◆ WHAT IS BEING ASKED:
Transcribe every line of the records verbatim.

◆ PROVIDED MATERIAL:
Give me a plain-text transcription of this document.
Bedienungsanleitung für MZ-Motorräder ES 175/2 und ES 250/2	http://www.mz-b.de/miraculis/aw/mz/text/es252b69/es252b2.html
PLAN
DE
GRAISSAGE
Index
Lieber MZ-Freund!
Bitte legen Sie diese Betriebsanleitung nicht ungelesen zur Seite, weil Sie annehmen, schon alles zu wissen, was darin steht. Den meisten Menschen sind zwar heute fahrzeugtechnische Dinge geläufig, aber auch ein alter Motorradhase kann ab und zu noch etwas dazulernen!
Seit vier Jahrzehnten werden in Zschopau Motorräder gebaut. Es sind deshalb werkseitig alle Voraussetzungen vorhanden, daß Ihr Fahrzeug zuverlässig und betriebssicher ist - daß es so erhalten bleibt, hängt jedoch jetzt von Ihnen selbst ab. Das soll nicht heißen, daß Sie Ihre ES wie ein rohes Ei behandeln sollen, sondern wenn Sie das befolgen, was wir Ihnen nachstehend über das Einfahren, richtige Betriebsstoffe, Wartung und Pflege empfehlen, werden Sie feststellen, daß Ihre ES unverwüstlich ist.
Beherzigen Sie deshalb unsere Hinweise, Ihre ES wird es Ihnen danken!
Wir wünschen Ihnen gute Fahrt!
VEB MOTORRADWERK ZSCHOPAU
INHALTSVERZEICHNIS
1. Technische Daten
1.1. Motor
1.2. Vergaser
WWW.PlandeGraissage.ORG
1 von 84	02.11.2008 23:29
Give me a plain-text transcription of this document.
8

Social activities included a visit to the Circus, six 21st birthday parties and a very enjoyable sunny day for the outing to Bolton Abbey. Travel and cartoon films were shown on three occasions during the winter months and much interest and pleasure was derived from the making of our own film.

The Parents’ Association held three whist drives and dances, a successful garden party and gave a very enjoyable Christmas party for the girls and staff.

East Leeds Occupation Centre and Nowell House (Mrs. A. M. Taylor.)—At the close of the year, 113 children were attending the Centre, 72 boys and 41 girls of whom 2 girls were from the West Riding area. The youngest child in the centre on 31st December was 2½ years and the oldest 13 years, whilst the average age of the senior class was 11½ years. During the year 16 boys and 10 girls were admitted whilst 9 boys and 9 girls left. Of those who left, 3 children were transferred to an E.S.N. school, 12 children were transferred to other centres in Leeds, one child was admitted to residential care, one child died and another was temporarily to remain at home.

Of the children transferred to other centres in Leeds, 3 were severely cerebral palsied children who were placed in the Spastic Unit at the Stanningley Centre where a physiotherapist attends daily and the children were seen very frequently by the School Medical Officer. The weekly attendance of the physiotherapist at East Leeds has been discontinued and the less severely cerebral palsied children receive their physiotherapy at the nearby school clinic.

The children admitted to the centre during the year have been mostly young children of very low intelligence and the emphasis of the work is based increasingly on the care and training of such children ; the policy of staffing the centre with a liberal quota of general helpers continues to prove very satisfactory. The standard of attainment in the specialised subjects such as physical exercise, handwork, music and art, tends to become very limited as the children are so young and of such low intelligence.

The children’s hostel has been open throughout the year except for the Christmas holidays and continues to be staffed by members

◆ ANSWER TO THIS TASK:
Give me a plain-text transcription of this document.
Bedienungsanleitung für MZ-Motorräder ES 175/2 und ES 250/2	http://www.mz-b.de/miraculis/aw/mz/text/es252b69/es252b2.html
PLAN
DE
GRAISSAGE
Index
Lieber MZ-Freund!
Bitte legen Sie diese Betriebsanleitung nicht ungelesen zur Seite, weil Sie annehmen, schon alles zu wissen, was darin steht. Den meisten Menschen sind zwar heute fahrzeugtechnische Dinge geläufig, aber auch ein alter Motorradhase kann ab und zu noch etwas dazulernen!
Seit vier Jahrzehnten werden in Zschopau Motorräder gebaut. Es sind deshalb werkseitig alle Voraussetzungen vorhanden, daß Ihr Fahrzeug zuverlässig und betriebssicher ist - daß es so erhalten bleibt, hängt jedoch jetzt von Ihnen selbst ab. Das soll nicht heißen, daß Sie Ihre ES wie ein rohes Ei behandeln sollen, sondern wenn Sie das befolgen, was wir Ihnen nachstehend über das Einfahren, richtige Betriebsstoffe, Wartung und Pflege empfehlen, werden Sie feststellen, daß Ihre ES unverwüstlich ist.
Beherzigen Sie deshalb unsere Hinweise, Ihre ES wird es Ihnen danken!
Wir wünschen Ihnen gute Fahrt!
VEB MOTORRADWERK ZSCHOPAU
INHALTSVERZEICHNIS
1. Technische Daten
1.1. Motor
1.2. Vergaser
WWW.PlandeGraissage.ORG
1 von 84	02.11.2008 23:29
Give me a plain-text transcription of this document.
8

Social activities included a visit to the Circus, six 21st birthday parties and a very enjoyable sunny day for the outing to Bolton Abbey. Travel and cartoon films were shown on three occasions during the winter months and much interest and pleasure was derived from the making of our own film.

The Parents’ Association held three whist drives and dances, a successful garden party and gave a very enjoyable Christmas party for the girls and staff.

East Leeds Occupation Centre and Nowell House (Mrs. A. M. Taylor.)—At the close of the year, 113 children were attending the Centre, 72 boys and 41 girls of whom 2 girls were from the West Riding area. The youngest child in the centre on 31st December was 2½ years and the oldest 13 years, whilst the average age of the senior class was 11½ years. During the year 16 boys and 10 girls were admitted whilst 9 boys and 9 girls left. Of those who left, 3 children were transferred to an E.S.N. school, 12 children were transferred to other centres in Leeds, one child was admitted to residential care, one child died and another was temporarily to remain at home.

Of the children transferred to other centres in Leeds, 3 were severely cerebral palsied children who were placed in the Spastic Unit at the Stanningley Centre where a physiotherapist attends daily and the children were seen very frequently by the School Medical Officer. The weekly attendance of the physiotherapist at East Leeds has been discontinued and the less severely cerebral palsied children receive their physiotherapy at the nearby school clinic.

The children admitted to the centre during the year have been mostly young children of very low intelligence and the emphasis of the work is based increasingly on the care and training of such children ; the policy of staffing the centre with a liberal quota of general helpers continues to prove very satisfactory. The standard of attainment in the specialised subjects such as physical exercise, handwork, music and art, tends to become very limited as the children are so young and of such low intelligence.

The children’s hostel has been open throughout the year except for the Christmas holidays and continues to be staffed by members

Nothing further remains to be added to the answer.